*TASK DETAILS*: Which lines in the material below contain the word "heading"? Copy each of them.

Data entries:
>> START
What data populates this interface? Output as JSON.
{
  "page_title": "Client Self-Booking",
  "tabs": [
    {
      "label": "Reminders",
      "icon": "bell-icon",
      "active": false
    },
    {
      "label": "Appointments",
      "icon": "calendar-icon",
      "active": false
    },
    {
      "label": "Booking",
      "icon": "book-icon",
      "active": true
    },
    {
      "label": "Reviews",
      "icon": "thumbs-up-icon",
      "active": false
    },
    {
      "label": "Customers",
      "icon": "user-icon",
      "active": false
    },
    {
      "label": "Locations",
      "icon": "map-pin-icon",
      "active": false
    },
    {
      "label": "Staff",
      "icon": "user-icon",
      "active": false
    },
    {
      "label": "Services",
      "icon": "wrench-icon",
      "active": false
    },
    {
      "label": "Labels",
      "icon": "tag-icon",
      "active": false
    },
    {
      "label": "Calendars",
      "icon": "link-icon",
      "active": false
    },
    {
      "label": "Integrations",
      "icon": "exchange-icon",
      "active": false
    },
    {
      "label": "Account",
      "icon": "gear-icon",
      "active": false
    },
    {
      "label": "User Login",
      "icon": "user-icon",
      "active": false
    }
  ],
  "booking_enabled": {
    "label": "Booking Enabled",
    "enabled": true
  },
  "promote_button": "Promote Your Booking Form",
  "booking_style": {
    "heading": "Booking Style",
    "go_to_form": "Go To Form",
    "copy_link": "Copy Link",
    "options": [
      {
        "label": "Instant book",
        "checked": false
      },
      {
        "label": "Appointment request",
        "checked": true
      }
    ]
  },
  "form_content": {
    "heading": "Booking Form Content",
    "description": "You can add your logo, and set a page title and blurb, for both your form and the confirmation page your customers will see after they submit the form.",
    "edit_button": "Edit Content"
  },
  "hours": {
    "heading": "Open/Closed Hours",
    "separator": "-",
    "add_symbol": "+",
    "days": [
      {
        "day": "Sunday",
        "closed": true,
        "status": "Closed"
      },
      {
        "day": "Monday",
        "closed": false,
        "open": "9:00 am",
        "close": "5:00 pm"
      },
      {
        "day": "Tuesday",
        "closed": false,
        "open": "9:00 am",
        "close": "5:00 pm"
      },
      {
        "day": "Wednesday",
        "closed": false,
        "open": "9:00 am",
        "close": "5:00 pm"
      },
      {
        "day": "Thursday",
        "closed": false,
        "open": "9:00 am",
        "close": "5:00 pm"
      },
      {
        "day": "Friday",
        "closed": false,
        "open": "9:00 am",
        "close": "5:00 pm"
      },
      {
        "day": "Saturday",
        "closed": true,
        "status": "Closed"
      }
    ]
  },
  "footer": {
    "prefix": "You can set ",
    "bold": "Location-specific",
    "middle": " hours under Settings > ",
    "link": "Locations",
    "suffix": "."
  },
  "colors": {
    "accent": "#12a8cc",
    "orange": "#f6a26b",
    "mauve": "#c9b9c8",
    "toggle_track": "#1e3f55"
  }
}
>> END
*SOLUTION FOR THIS PROBLEM*:
    "heading": "Booking Style",
    "heading": "Booking Form Content",
    "heading": "Open/Closed Hours",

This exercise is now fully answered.